§ GIVEN PROBLEM
Omit the pictures and output every entry below exactly as written.
** START OF RECORDS SHOWN **
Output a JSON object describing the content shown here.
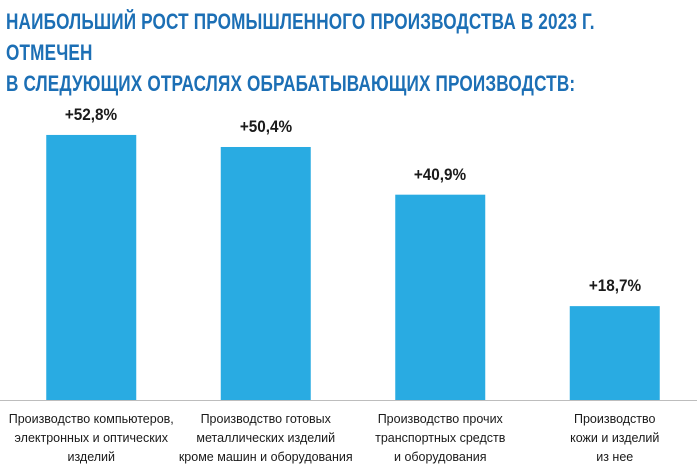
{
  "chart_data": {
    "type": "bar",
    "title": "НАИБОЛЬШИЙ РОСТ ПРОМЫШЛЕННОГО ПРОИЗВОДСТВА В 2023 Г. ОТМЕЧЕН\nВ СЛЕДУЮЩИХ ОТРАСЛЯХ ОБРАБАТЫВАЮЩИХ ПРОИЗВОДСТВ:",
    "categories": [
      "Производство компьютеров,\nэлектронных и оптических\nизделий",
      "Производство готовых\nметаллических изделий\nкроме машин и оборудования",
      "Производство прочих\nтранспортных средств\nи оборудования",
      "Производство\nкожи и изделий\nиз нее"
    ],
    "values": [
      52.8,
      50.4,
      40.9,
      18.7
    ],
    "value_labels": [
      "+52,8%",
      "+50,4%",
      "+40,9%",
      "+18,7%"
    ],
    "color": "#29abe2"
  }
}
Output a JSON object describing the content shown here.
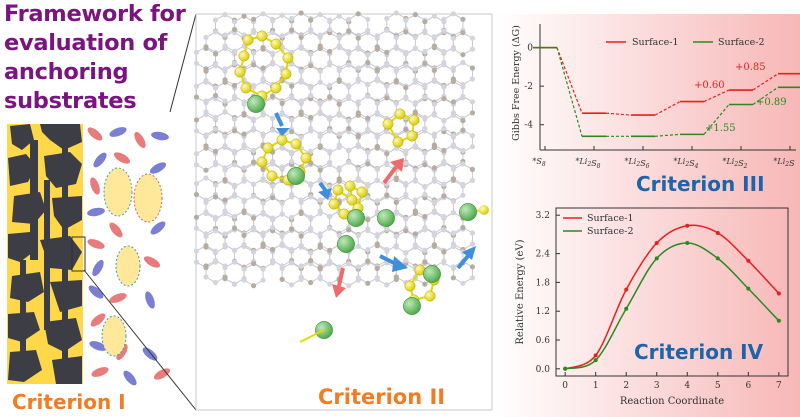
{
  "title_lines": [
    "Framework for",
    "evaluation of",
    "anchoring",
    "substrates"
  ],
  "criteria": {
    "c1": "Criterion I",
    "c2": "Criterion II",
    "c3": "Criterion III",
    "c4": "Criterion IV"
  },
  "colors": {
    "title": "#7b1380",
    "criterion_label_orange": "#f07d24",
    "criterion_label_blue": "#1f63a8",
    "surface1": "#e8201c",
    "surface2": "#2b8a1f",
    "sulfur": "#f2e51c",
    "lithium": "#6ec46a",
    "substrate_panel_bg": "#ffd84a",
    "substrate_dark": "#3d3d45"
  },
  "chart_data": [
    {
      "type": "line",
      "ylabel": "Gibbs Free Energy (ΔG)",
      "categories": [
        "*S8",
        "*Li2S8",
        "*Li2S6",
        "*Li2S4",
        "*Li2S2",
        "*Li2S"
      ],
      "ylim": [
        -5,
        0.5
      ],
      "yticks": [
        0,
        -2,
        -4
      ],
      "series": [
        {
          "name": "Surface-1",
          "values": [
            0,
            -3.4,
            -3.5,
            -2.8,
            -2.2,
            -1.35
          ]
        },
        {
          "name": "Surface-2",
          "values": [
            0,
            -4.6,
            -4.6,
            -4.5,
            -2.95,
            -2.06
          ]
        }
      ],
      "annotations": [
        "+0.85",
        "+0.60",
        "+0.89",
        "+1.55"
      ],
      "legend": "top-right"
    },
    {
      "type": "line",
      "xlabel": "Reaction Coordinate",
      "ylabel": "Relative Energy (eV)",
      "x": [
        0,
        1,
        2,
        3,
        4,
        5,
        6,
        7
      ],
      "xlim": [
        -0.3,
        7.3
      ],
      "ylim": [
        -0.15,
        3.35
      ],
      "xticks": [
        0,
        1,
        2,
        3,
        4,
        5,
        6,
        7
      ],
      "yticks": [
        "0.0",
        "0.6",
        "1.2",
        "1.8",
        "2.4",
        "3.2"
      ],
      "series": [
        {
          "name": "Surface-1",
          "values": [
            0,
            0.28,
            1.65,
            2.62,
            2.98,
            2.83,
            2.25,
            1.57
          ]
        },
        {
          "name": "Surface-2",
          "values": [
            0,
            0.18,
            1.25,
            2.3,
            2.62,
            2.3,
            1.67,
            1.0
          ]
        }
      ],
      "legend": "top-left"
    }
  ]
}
** END OF RECORDS SHOWN **
§ THE SOLUTION
Output a JSON object describing the content shown here.
{
  "chart_data": {
    "type": "bar",
    "title": "НАИБОЛЬШИЙ РОСТ ПРОМЫШЛЕННОГО ПРОИЗВОДСТВА В 2023 Г. ОТМЕЧЕН\nВ СЛЕДУЮЩИХ ОТРАСЛЯХ ОБРАБАТЫВАЮЩИХ ПРОИЗВОДСТВ:",
    "categories": [
      "Производство компьютеров,\nэлектронных и оптических\nизделий",
      "Производство готовых\nметаллических изделий\nкроме машин и оборудования",
      "Производство прочих\nтранспортных средств\nи оборудования",
      "Производство\nкожи и изделий\nиз нее"
    ],
    "values": [
      52.8,
      50.4,
      40.9,
      18.7
    ],
    "value_labels": [
      "+52,8%",
      "+50,4%",
      "+40,9%",
      "+18,7%"
    ],
    "color": "#29abe2"
  }
}
Output a JSON object describing the content shown here.
{
  "title_lines": [
    "Framework for",
    "evaluation of",
    "anchoring",
    "substrates"
  ],
  "criteria": {
    "c1": "Criterion I",
    "c2": "Criterion II",
    "c3": "Criterion III",
    "c4": "Criterion IV"
  },
  "colors": {
    "title": "#7b1380",
    "criterion_label_orange": "#f07d24",
    "criterion_label_blue": "#1f63a8",
    "surface1": "#e8201c",
    "surface2": "#2b8a1f",
    "sulfur": "#f2e51c",
    "lithium": "#6ec46a",
    "substrate_panel_bg": "#ffd84a",
    "substrate_dark": "#3d3d45"
  },
  "chart_data": [
    {
      "type": "line",
      "ylabel": "Gibbs Free Energy (ΔG)",
      "categories": [
        "*S8",
        "*Li2S8",
        "*Li2S6",
        "*Li2S4",
        "*Li2S2",
        "*Li2S"
      ],
      "ylim": [
        -5,
        0.5
      ],
      "yticks": [
        0,
        -2,
        -4
      ],
      "series": [
        {
          "name": "Surface-1",
          "values": [
            0,
            -3.4,
            -3.5,
            -2.8,
            -2.2,
            -1.35
          ]
        },
        {
          "name": "Surface-2",
          "values": [
            0,
            -4.6,
            -4.6,
            -4.5,
            -2.95,
            -2.06
          ]
        }
      ],
      "annotations": [
        "+0.85",
        "+0.60",
        "+0.89",
        "+1.55"
      ],
      "legend": "top-right"
    },
    {
      "type": "line",
      "xlabel": "Reaction Coordinate",
      "ylabel": "Relative Energy (eV)",
      "x": [
        0,
        1,
        2,
        3,
        4,
        5,
        6,
        7
      ],
      "xlim": [
        -0.3,
        7.3
      ],
      "ylim": [
        -0.15,
        3.35
      ],
      "xticks": [
        0,
        1,
        2,
        3,
        4,
        5,
        6,
        7
      ],
      "yticks": [
        "0.0",
        "0.6",
        "1.2",
        "1.8",
        "2.4",
        "3.2"
      ],
      "series": [
        {
          "name": "Surface-1",
          "values": [
            0,
            0.28,
            1.65,
            2.62,
            2.98,
            2.83,
            2.25,
            1.57
          ]
        },
        {
          "name": "Surface-2",
          "values": [
            0,
            0.18,
            1.25,
            2.3,
            2.62,
            2.3,
            1.67,
            1.0
          ]
        }
      ],
      "legend": "top-left"
    }
  ]
}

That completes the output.